[The request] All of the material below is to be restated word for word, apart from the pictures.
/---
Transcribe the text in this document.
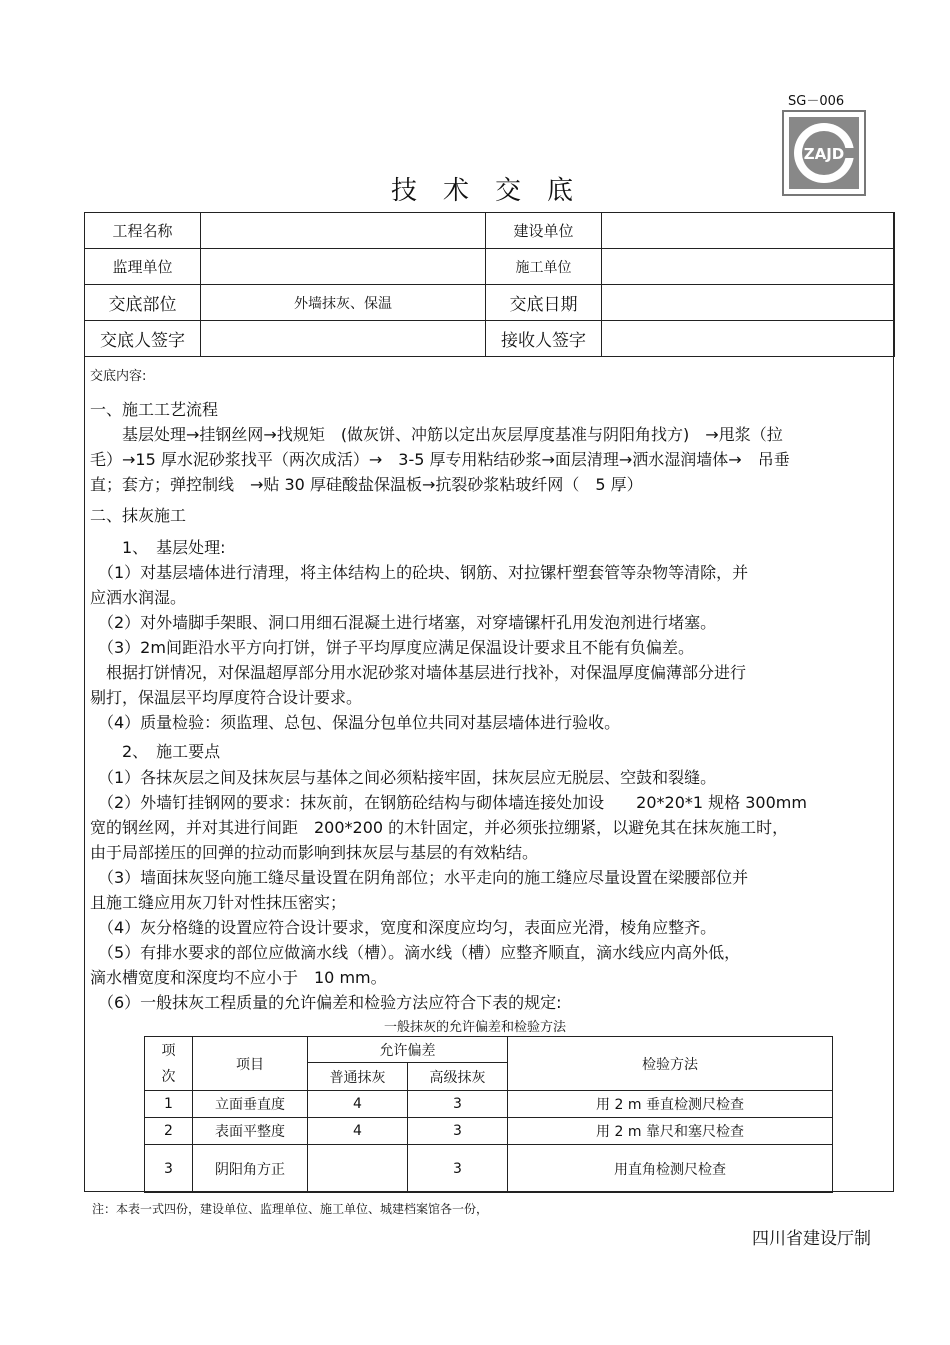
SG－006
ZAJD
技术交底
工程名称		建设单位	
监理单位		施工单位	
交底部位	外墙抹灰、保温	交底日期	
交底人签字		接收人签字	
交底内容:
一、施工工艺流程
　　基层处理→挂钢丝网→找规矩　(做灰饼、冲筋以定出灰层厚度基准与阴阳角找方)　→甩浆（拉
毛）→15 厚水泥砂浆找平（两次成活）→　3-5 厚专用粘结砂浆→面层清理→洒水湿润墙体→　吊垂
直；套方；弹控制线　→贴 30 厚硅酸盐保温板→抗裂砂浆粘玻纤网（　5 厚）
二、抹灰施工
　　1、　基层处理:
　（1）对基层墙体进行清理，将主体结构上的砼块、钢筋、对拉镙杆塑套管等杂物等清除，并
应洒水润湿。
　（2）对外墙脚手架眼、洞口用细石混凝土进行堵塞，对穿墙镙杆孔用发泡剂进行堵塞。
　（3）2m间距沿水平方向打饼，饼子平均厚度应满足保温设计要求且不能有负偏差。
　根据打饼情况，对保温超厚部分用水泥砂浆对墙体基层进行找补，对保温厚度偏薄部分进行
剔打，保温层平均厚度符合设计要求。
　（4）质量检验：须监理、总包、保温分包单位共同对基层墙体进行验收。
　　2、　施工要点
　（1）各抹灰层之间及抹灰层与基体之间必须粘接牢固，抹灰层应无脱层、空鼓和裂缝。
　（2）外墙钉挂钢网的要求：抹灰前，在钢筋砼结构与砌体墙连接处加设　　20*20*1 规格 300mm
宽的钢丝网，并对其进行间距　200*200 的木针固定，并必须张拉绷紧，以避免其在抹灰施工时，
由于局部搓压的回弹的拉动而影响到抹灰层与基层的有效粘结。
　（3）墙面抹灰竖向施工缝尽量设置在阴角部位；水平走向的施工缝应尽量设置在梁腰部位并
且施工缝应用灰刀针对性抹压密实；
　（4）灰分格缝的设置应符合设计要求，宽度和深度应均匀，表面应光滑，棱角应整齐。
　（5）有排水要求的部位应做滴水线（槽）。滴水线（槽）应整齐顺直，滴水线应内高外低，
滴水槽宽度和深度均不应小于　10 mm。
　（6）一般抹灰工程质量的允许偏差和检验方法应符合下表的规定:
一般抹灰的允许偏差和检验方法
项次	项目	允许偏差		检验方法
		普通抹灰	高级抹灰	
1	立面垂直度	4	3	用 2 m 垂直检测尺检查
2	表面平整度	4	3	用 2 m 靠尺和塞尺检查
3	阴阳角方正		3	用直角检测尺检查
注：本表一式四份，建设单位、监理单位、施工单位、城建档案馆各一份，
四川省建设厅制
\---
[Response below]
Transcribe the text in this document.
SG－006
ZAJD
技术交底
工程名称		建设单位	
监理单位		施工单位	
交底部位	外墙抹灰、保温	交底日期	
交底人签字		接收人签字	
交底内容:
一、施工工艺流程
　　基层处理→挂钢丝网→找规矩　(做灰饼、冲筋以定出灰层厚度基准与阴阳角找方)　→甩浆（拉
毛）→15 厚水泥砂浆找平（两次成活）→　3-5 厚专用粘结砂浆→面层清理→洒水湿润墙体→　吊垂
直；套方；弹控制线　→贴 30 厚硅酸盐保温板→抗裂砂浆粘玻纤网（　5 厚）
二、抹灰施工
　　1、　基层处理:
　（1）对基层墙体进行清理，将主体结构上的砼块、钢筋、对拉镙杆塑套管等杂物等清除，并
应洒水润湿。
　（2）对外墙脚手架眼、洞口用细石混凝土进行堵塞，对穿墙镙杆孔用发泡剂进行堵塞。
　（3）2m间距沿水平方向打饼，饼子平均厚度应满足保温设计要求且不能有负偏差。
　根据打饼情况，对保温超厚部分用水泥砂浆对墙体基层进行找补，对保温厚度偏薄部分进行
剔打，保温层平均厚度符合设计要求。
　（4）质量检验：须监理、总包、保温分包单位共同对基层墙体进行验收。
　　2、　施工要点
　（1）各抹灰层之间及抹灰层与基体之间必须粘接牢固，抹灰层应无脱层、空鼓和裂缝。
　（2）外墙钉挂钢网的要求：抹灰前，在钢筋砼结构与砌体墙连接处加设　　20*20*1 规格 300mm
宽的钢丝网，并对其进行间距　200*200 的木针固定，并必须张拉绷紧，以避免其在抹灰施工时，
由于局部搓压的回弹的拉动而影响到抹灰层与基层的有效粘结。
　（3）墙面抹灰竖向施工缝尽量设置在阴角部位；水平走向的施工缝应尽量设置在梁腰部位并
且施工缝应用灰刀针对性抹压密实；
　（4）灰分格缝的设置应符合设计要求，宽度和深度应均匀，表面应光滑，棱角应整齐。
　（5）有排水要求的部位应做滴水线（槽）。滴水线（槽）应整齐顺直，滴水线应内高外低，
滴水槽宽度和深度均不应小于　10 mm。
　（6）一般抹灰工程质量的允许偏差和检验方法应符合下表的规定:
一般抹灰的允许偏差和检验方法
项次	项目	允许偏差		检验方法
		普通抹灰	高级抹灰	
1	立面垂直度	4	3	用 2 m 垂直检测尺检查
2	表面平整度	4	3	用 2 m 靠尺和塞尺检查
3	阴阳角方正		3	用直角检测尺检查
注：本表一式四份，建设单位、监理单位、施工单位、城建档案馆各一份，
四川省建设厅制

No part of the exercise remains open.